== THE REQUEST ==
The listing must be reproduced in full, exactly as it stands.

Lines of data
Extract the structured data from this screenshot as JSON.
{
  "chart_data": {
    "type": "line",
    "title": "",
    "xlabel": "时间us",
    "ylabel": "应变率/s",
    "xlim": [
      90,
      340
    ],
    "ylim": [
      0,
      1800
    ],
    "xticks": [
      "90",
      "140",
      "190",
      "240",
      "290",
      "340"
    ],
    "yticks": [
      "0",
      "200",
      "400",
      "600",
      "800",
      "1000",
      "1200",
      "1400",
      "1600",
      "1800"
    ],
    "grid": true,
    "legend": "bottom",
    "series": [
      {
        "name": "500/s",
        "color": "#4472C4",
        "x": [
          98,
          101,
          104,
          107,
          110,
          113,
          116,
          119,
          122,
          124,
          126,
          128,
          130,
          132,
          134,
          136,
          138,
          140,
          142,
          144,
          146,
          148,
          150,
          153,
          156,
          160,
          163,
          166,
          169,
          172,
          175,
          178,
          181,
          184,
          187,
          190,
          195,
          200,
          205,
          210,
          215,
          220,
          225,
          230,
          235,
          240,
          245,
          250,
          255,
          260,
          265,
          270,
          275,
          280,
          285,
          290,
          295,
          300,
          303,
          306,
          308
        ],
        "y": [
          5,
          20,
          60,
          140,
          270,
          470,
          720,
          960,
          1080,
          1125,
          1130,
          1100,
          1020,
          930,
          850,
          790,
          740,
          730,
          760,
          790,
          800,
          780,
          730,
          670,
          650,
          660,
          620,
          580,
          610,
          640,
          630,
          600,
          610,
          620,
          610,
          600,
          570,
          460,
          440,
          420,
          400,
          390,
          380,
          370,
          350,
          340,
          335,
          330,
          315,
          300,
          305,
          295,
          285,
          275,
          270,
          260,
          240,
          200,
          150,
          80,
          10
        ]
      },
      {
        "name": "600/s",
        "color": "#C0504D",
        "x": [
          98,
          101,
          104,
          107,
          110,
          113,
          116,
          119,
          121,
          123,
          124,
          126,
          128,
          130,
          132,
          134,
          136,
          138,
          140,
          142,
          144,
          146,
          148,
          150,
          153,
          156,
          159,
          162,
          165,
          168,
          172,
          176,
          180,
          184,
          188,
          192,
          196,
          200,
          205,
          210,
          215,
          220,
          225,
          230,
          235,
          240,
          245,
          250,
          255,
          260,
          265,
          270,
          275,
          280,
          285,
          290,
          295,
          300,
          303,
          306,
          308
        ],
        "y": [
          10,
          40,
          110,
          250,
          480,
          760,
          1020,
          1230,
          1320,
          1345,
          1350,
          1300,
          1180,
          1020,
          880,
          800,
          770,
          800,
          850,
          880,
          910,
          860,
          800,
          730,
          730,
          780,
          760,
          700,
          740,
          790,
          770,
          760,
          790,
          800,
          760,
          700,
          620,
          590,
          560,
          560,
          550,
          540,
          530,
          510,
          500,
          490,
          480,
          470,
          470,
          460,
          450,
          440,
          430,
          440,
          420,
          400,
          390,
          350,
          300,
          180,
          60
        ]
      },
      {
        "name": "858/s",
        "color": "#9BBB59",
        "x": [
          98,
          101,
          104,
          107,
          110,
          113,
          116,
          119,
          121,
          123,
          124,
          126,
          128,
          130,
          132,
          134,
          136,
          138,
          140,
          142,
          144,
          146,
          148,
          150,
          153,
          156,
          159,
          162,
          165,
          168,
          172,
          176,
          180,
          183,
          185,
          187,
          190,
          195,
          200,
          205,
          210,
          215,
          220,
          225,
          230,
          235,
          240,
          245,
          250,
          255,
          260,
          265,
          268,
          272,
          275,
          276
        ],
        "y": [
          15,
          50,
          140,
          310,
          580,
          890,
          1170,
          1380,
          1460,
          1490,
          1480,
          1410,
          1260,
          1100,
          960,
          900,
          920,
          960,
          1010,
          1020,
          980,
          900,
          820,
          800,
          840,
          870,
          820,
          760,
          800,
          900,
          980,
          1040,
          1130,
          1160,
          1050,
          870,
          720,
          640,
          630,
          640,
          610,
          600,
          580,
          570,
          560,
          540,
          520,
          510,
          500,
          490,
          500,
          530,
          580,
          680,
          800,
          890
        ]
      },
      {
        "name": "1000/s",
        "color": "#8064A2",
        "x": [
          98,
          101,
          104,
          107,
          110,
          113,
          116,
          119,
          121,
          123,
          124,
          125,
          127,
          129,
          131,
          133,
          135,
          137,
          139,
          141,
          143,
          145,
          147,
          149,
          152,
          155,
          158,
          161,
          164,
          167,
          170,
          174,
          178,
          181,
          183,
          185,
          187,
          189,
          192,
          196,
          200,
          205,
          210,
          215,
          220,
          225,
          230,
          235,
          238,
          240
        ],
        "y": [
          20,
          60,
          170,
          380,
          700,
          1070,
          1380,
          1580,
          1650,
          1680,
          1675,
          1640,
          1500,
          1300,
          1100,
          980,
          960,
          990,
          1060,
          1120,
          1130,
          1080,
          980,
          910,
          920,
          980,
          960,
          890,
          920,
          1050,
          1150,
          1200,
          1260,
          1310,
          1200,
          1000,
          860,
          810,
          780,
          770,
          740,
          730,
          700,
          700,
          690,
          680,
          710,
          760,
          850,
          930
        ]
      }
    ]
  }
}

== PROBLEM SOLUTION ==
Extract the structured data from this screenshot as JSON.
{
  "chart_data": {
    "type": "line",
    "title": "",
    "xlabel": "时间us",
    "ylabel": "应变率/s",
    "xlim": [
      90,
      340
    ],
    "ylim": [
      0,
      1800
    ],
    "xticks": [
      "90",
      "140",
      "190",
      "240",
      "290",
      "340"
    ],
    "yticks": [
      "0",
      "200",
      "400",
      "600",
      "800",
      "1000",
      "1200",
      "1400",
      "1600",
      "1800"
    ],
    "grid": true,
    "legend": "bottom",
    "series": [
      {
        "name": "500/s",
        "color": "#4472C4",
        "x": [
          98,
          101,
          104,
          107,
          110,
          113,
          116,
          119,
          122,
          124,
          126,
          128,
          130,
          132,
          134,
          136,
          138,
          140,
          142,
          144,
          146,
          148,
          150,
          153,
          156,
          160,
          163,
          166,
          169,
          172,
          175,
          178,
          181,
          184,
          187,
          190,
          195,
          200,
          205,
          210,
          215,
          220,
          225,
          230,
          235,
          240,
          245,
          250,
          255,
          260,
          265,
          270,
          275,
          280,
          285,
          290,
          295,
          300,
          303,
          306,
          308
        ],
        "y": [
          5,
          20,
          60,
          140,
          270,
          470,
          720,
          960,
          1080,
          1125,
          1130,
          1100,
          1020,
          930,
          850,
          790,
          740,
          730,
          760,
          790,
          800,
          780,
          730,
          670,
          650,
          660,
          620,
          580,
          610,
          640,
          630,
          600,
          610,
          620,
          610,
          600,
          570,
          460,
          440,
          420,
          400,
          390,
          380,
          370,
          350,
          340,
          335,
          330,
          315,
          300,
          305,
          295,
          285,
          275,
          270,
          260,
          240,
          200,
          150,
          80,
          10
        ]
      },
      {
        "name": "600/s",
        "color": "#C0504D",
        "x": [
          98,
          101,
          104,
          107,
          110,
          113,
          116,
          119,
          121,
          123,
          124,
          126,
          128,
          130,
          132,
          134,
          136,
          138,
          140,
          142,
          144,
          146,
          148,
          150,
          153,
          156,
          159,
          162,
          165,
          168,
          172,
          176,
          180,
          184,
          188,
          192,
          196,
          200,
          205,
          210,
          215,
          220,
          225,
          230,
          235,
          240,
          245,
          250,
          255,
          260,
          265,
          270,
          275,
          280,
          285,
          290,
          295,
          300,
          303,
          306,
          308
        ],
        "y": [
          10,
          40,
          110,
          250,
          480,
          760,
          1020,
          1230,
          1320,
          1345,
          1350,
          1300,
          1180,
          1020,
          880,
          800,
          770,
          800,
          850,
          880,
          910,
          860,
          800,
          730,
          730,
          780,
          760,
          700,
          740,
          790,
          770,
          760,
          790,
          800,
          760,
          700,
          620,
          590,
          560,
          560,
          550,
          540,
          530,
          510,
          500,
          490,
          480,
          470,
          470,
          460,
          450,
          440,
          430,
          440,
          420,
          400,
          390,
          350,
          300,
          180,
          60
        ]
      },
      {
        "name": "858/s",
        "color": "#9BBB59",
        "x": [
          98,
          101,
          104,
          107,
          110,
          113,
          116,
          119,
          121,
          123,
          124,
          126,
          128,
          130,
          132,
          134,
          136,
          138,
          140,
          142,
          144,
          146,
          148,
          150,
          153,
          156,
          159,
          162,
          165,
          168,
          172,
          176,
          180,
          183,
          185,
          187,
          190,
          195,
          200,
          205,
          210,
          215,
          220,
          225,
          230,
          235,
          240,
          245,
          250,
          255,
          260,
          265,
          268,
          272,
          275,
          276
        ],
        "y": [
          15,
          50,
          140,
          310,
          580,
          890,
          1170,
          1380,
          1460,
          1490,
          1480,
          1410,
          1260,
          1100,
          960,
          900,
          920,
          960,
          1010,
          1020,
          980,
          900,
          820,
          800,
          840,
          870,
          820,
          760,
          800,
          900,
          980,
          1040,
          1130,
          1160,
          1050,
          870,
          720,
          640,
          630,
          640,
          610,
          600,
          580,
          570,
          560,
          540,
          520,
          510,
          500,
          490,
          500,
          530,
          580,
          680,
          800,
          890
        ]
      },
      {
        "name": "1000/s",
        "color": "#8064A2",
        "x": [
          98,
          101,
          104,
          107,
          110,
          113,
          116,
          119,
          121,
          123,
          124,
          125,
          127,
          129,
          131,
          133,
          135,
          137,
          139,
          141,
          143,
          145,
          147,
          149,
          152,
          155,
          158,
          161,
          164,
          167,
          170,
          174,
          178,
          181,
          183,
          185,
          187,
          189,
          192,
          196,
          200,
          205,
          210,
          215,
          220,
          225,
          230,
          235,
          238,
          240
        ],
        "y": [
          20,
          60,
          170,
          380,
          700,
          1070,
          1380,
          1580,
          1650,
          1680,
          1675,
          1640,
          1500,
          1300,
          1100,
          980,
          960,
          990,
          1060,
          1120,
          1130,
          1080,
          980,
          910,
          920,
          980,
          960,
          890,
          920,
          1050,
          1150,
          1200,
          1260,
          1310,
          1200,
          1000,
          860,
          810,
          780,
          770,
          740,
          730,
          700,
          700,
          690,
          680,
          710,
          760,
          850,
          930
        ]
      }
    ]
  }
}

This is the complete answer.